▶ [GIVEN PROBLEM]: Provide an exact copy of the data, excluding the images.

▶ [INPUT DATA]:
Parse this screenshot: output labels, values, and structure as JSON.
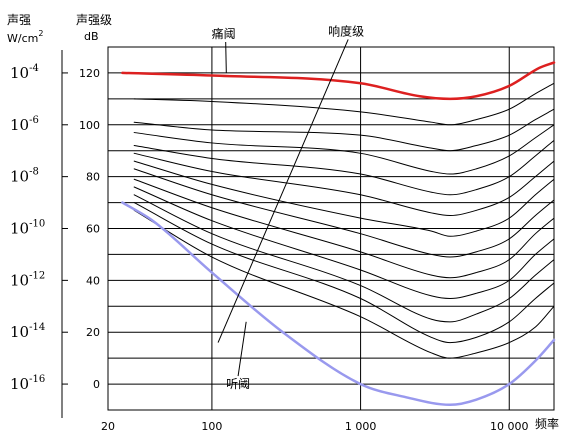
{
  "header": {
    "intensity_title": "声强",
    "intensity_unit_base": "W/cm",
    "intensity_unit_exp": "2",
    "level_title": "声强级",
    "level_unit": "dB"
  },
  "chart_data": {
    "type": "line",
    "x_scale": "log",
    "xlim": [
      20,
      20000
    ],
    "ylim": [
      -10,
      130
    ],
    "xlabel": "频率",
    "x_ticks": [
      {
        "value": 20,
        "label": "20"
      },
      {
        "value": 100,
        "label": "100"
      },
      {
        "value": 1000,
        "label": "1 000"
      },
      {
        "value": 10000,
        "label": "10 000"
      }
    ],
    "y_ticks": [
      0,
      20,
      40,
      60,
      80,
      100,
      120
    ],
    "y_gridlines": [
      0,
      10,
      20,
      30,
      40,
      50,
      60,
      70,
      80,
      90,
      100,
      110,
      120
    ],
    "x_gridlines": [
      100,
      1000,
      10000
    ],
    "intensity_ticks": [
      {
        "base": "10",
        "exp": "-4",
        "level": 120
      },
      {
        "base": "10",
        "exp": "-6",
        "level": 100
      },
      {
        "base": "10",
        "exp": "-8",
        "level": 80
      },
      {
        "base": "10",
        "exp": "-10",
        "level": 60
      },
      {
        "base": "10",
        "exp": "-12",
        "level": 40
      },
      {
        "base": "10",
        "exp": "-14",
        "level": 20
      },
      {
        "base": "10",
        "exp": "-16",
        "level": 0
      }
    ],
    "series": [
      {
        "name": "痛阈",
        "color": "#dd2020",
        "width": 2.5,
        "x": [
          25,
          100,
          1000,
          2500,
          4000,
          6000,
          10000,
          16000,
          20000
        ],
        "y": [
          120,
          119,
          116,
          111,
          110,
          111,
          115,
          122,
          124
        ]
      },
      {
        "color": "#000000",
        "width": 1,
        "x": [
          30,
          100,
          1000,
          3000,
          4000,
          6000,
          10000,
          15000,
          20000
        ],
        "y": [
          110,
          109,
          105,
          101,
          100,
          102,
          106,
          112,
          116
        ]
      },
      {
        "color": "#000000",
        "width": 1,
        "x": [
          30,
          100,
          1000,
          3000,
          4000,
          6000,
          10000,
          15000,
          20000
        ],
        "y": [
          101,
          98,
          96,
          91,
          90,
          92,
          96,
          102,
          106
        ]
      },
      {
        "color": "#000000",
        "width": 1,
        "x": [
          30,
          100,
          1000,
          3000,
          4000,
          6000,
          10000,
          15000,
          20000
        ],
        "y": [
          97,
          93,
          89,
          82,
          81,
          83,
          88,
          95,
          100
        ]
      },
      {
        "color": "#000000",
        "width": 1,
        "x": [
          30,
          100,
          1000,
          3000,
          4000,
          6000,
          10000,
          15000,
          20000
        ],
        "y": [
          92,
          87,
          81,
          74,
          73,
          75,
          80,
          88,
          94
        ]
      },
      {
        "color": "#000000",
        "width": 1,
        "x": [
          30,
          100,
          1000,
          3000,
          4000,
          6000,
          10000,
          15000,
          20000
        ],
        "y": [
          89,
          82,
          73,
          66,
          65,
          67,
          72,
          80,
          86
        ]
      },
      {
        "color": "#000000",
        "width": 1,
        "x": [
          30,
          100,
          1000,
          3000,
          4000,
          6000,
          10000,
          15000,
          20000
        ],
        "y": [
          86,
          77,
          64,
          59,
          57,
          59,
          64,
          73,
          79
        ]
      },
      {
        "color": "#000000",
        "width": 1,
        "x": [
          30,
          100,
          1000,
          3000,
          4000,
          6000,
          10000,
          15000,
          20000
        ],
        "y": [
          83,
          73,
          58,
          50,
          49,
          51,
          56,
          65,
          71
        ]
      },
      {
        "color": "#000000",
        "width": 1,
        "x": [
          30,
          100,
          1000,
          3000,
          4000,
          6000,
          10000,
          15000,
          20000
        ],
        "y": [
          79,
          68,
          51,
          42,
          41,
          43,
          48,
          58,
          64
        ]
      },
      {
        "color": "#000000",
        "width": 1,
        "x": [
          30,
          100,
          1000,
          3000,
          4000,
          6000,
          10000,
          15000,
          20000
        ],
        "y": [
          76,
          63,
          44,
          34,
          33,
          35,
          40,
          50,
          56
        ]
      },
      {
        "color": "#000000",
        "width": 1,
        "x": [
          30,
          100,
          1000,
          3000,
          4000,
          6000,
          10000,
          15000,
          20000
        ],
        "y": [
          73,
          58,
          38,
          25,
          24,
          27,
          33,
          42,
          48
        ]
      },
      {
        "color": "#000000",
        "width": 1,
        "x": [
          30,
          100,
          1000,
          3000,
          4000,
          6000,
          10000,
          15000,
          20000
        ],
        "y": [
          70,
          54,
          33,
          18,
          16,
          18,
          24,
          33,
          39
        ]
      },
      {
        "color": "#000000",
        "width": 1,
        "x": [
          30,
          100,
          1000,
          3000,
          4000,
          6000,
          10000,
          15000,
          20000
        ],
        "y": [
          67,
          49,
          26,
          12,
          10,
          12,
          16,
          22,
          30
        ]
      },
      {
        "name": "听阈",
        "color": "#9999ee",
        "width": 2.5,
        "x": [
          25,
          40,
          100,
          300,
          1000,
          2000,
          4000,
          6000,
          10000,
          15000,
          20000
        ],
        "y": [
          70,
          63,
          43,
          20,
          0,
          -5,
          -8,
          -6,
          0,
          9,
          17
        ]
      }
    ],
    "annotations": [
      {
        "text": "痛阈",
        "label_x": 120,
        "label_y": 135,
        "target_x": 125,
        "target_y": 120
      },
      {
        "text": "响度级",
        "label_x": 800,
        "label_y": 136,
        "target_x": 110,
        "target_y": 16
      },
      {
        "text": "听阈",
        "label_x": 150,
        "label_y": 0,
        "target_x": 170,
        "target_y": 24
      }
    ]
  }
}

▶ [REPLY TO THE EXERCISE]:
Parse this screenshot: output labels, values, and structure as JSON.
{
  "header": {
    "intensity_title": "声强",
    "intensity_unit_base": "W/cm",
    "intensity_unit_exp": "2",
    "level_title": "声强级",
    "level_unit": "dB"
  },
  "chart_data": {
    "type": "line",
    "x_scale": "log",
    "xlim": [
      20,
      20000
    ],
    "ylim": [
      -10,
      130
    ],
    "xlabel": "频率",
    "x_ticks": [
      {
        "value": 20,
        "label": "20"
      },
      {
        "value": 100,
        "label": "100"
      },
      {
        "value": 1000,
        "label": "1 000"
      },
      {
        "value": 10000,
        "label": "10 000"
      }
    ],
    "y_ticks": [
      0,
      20,
      40,
      60,
      80,
      100,
      120
    ],
    "y_gridlines": [
      0,
      10,
      20,
      30,
      40,
      50,
      60,
      70,
      80,
      90,
      100,
      110,
      120
    ],
    "x_gridlines": [
      100,
      1000,
      10000
    ],
    "intensity_ticks": [
      {
        "base": "10",
        "exp": "-4",
        "level": 120
      },
      {
        "base": "10",
        "exp": "-6",
        "level": 100
      },
      {
        "base": "10",
        "exp": "-8",
        "level": 80
      },
      {
        "base": "10",
        "exp": "-10",
        "level": 60
      },
      {
        "base": "10",
        "exp": "-12",
        "level": 40
      },
      {
        "base": "10",
        "exp": "-14",
        "level": 20
      },
      {
        "base": "10",
        "exp": "-16",
        "level": 0
      }
    ],
    "series": [
      {
        "name": "痛阈",
        "color": "#dd2020",
        "width": 2.5,
        "x": [
          25,
          100,
          1000,
          2500,
          4000,
          6000,
          10000,
          16000,
          20000
        ],
        "y": [
          120,
          119,
          116,
          111,
          110,
          111,
          115,
          122,
          124
        ]
      },
      {
        "color": "#000000",
        "width": 1,
        "x": [
          30,
          100,
          1000,
          3000,
          4000,
          6000,
          10000,
          15000,
          20000
        ],
        "y": [
          110,
          109,
          105,
          101,
          100,
          102,
          106,
          112,
          116
        ]
      },
      {
        "color": "#000000",
        "width": 1,
        "x": [
          30,
          100,
          1000,
          3000,
          4000,
          6000,
          10000,
          15000,
          20000
        ],
        "y": [
          101,
          98,
          96,
          91,
          90,
          92,
          96,
          102,
          106
        ]
      },
      {
        "color": "#000000",
        "width": 1,
        "x": [
          30,
          100,
          1000,
          3000,
          4000,
          6000,
          10000,
          15000,
          20000
        ],
        "y": [
          97,
          93,
          89,
          82,
          81,
          83,
          88,
          95,
          100
        ]
      },
      {
        "color": "#000000",
        "width": 1,
        "x": [
          30,
          100,
          1000,
          3000,
          4000,
          6000,
          10000,
          15000,
          20000
        ],
        "y": [
          92,
          87,
          81,
          74,
          73,
          75,
          80,
          88,
          94
        ]
      },
      {
        "color": "#000000",
        "width": 1,
        "x": [
          30,
          100,
          1000,
          3000,
          4000,
          6000,
          10000,
          15000,
          20000
        ],
        "y": [
          89,
          82,
          73,
          66,
          65,
          67,
          72,
          80,
          86
        ]
      },
      {
        "color": "#000000",
        "width": 1,
        "x": [
          30,
          100,
          1000,
          3000,
          4000,
          6000,
          10000,
          15000,
          20000
        ],
        "y": [
          86,
          77,
          64,
          59,
          57,
          59,
          64,
          73,
          79
        ]
      },
      {
        "color": "#000000",
        "width": 1,
        "x": [
          30,
          100,
          1000,
          3000,
          4000,
          6000,
          10000,
          15000,
          20000
        ],
        "y": [
          83,
          73,
          58,
          50,
          49,
          51,
          56,
          65,
          71
        ]
      },
      {
        "color": "#000000",
        "width": 1,
        "x": [
          30,
          100,
          1000,
          3000,
          4000,
          6000,
          10000,
          15000,
          20000
        ],
        "y": [
          79,
          68,
          51,
          42,
          41,
          43,
          48,
          58,
          64
        ]
      },
      {
        "color": "#000000",
        "width": 1,
        "x": [
          30,
          100,
          1000,
          3000,
          4000,
          6000,
          10000,
          15000,
          20000
        ],
        "y": [
          76,
          63,
          44,
          34,
          33,
          35,
          40,
          50,
          56
        ]
      },
      {
        "color": "#000000",
        "width": 1,
        "x": [
          30,
          100,
          1000,
          3000,
          4000,
          6000,
          10000,
          15000,
          20000
        ],
        "y": [
          73,
          58,
          38,
          25,
          24,
          27,
          33,
          42,
          48
        ]
      },
      {
        "color": "#000000",
        "width": 1,
        "x": [
          30,
          100,
          1000,
          3000,
          4000,
          6000,
          10000,
          15000,
          20000
        ],
        "y": [
          70,
          54,
          33,
          18,
          16,
          18,
          24,
          33,
          39
        ]
      },
      {
        "color": "#000000",
        "width": 1,
        "x": [
          30,
          100,
          1000,
          3000,
          4000,
          6000,
          10000,
          15000,
          20000
        ],
        "y": [
          67,
          49,
          26,
          12,
          10,
          12,
          16,
          22,
          30
        ]
      },
      {
        "name": "听阈",
        "color": "#9999ee",
        "width": 2.5,
        "x": [
          25,
          40,
          100,
          300,
          1000,
          2000,
          4000,
          6000,
          10000,
          15000,
          20000
        ],
        "y": [
          70,
          63,
          43,
          20,
          0,
          -5,
          -8,
          -6,
          0,
          9,
          17
        ]
      }
    ],
    "annotations": [
      {
        "text": "痛阈",
        "label_x": 120,
        "label_y": 135,
        "target_x": 125,
        "target_y": 120
      },
      {
        "text": "响度级",
        "label_x": 800,
        "label_y": 136,
        "target_x": 110,
        "target_y": 16
      },
      {
        "text": "听阈",
        "label_x": 150,
        "label_y": 0,
        "target_x": 170,
        "target_y": 24
      }
    ]
  }
}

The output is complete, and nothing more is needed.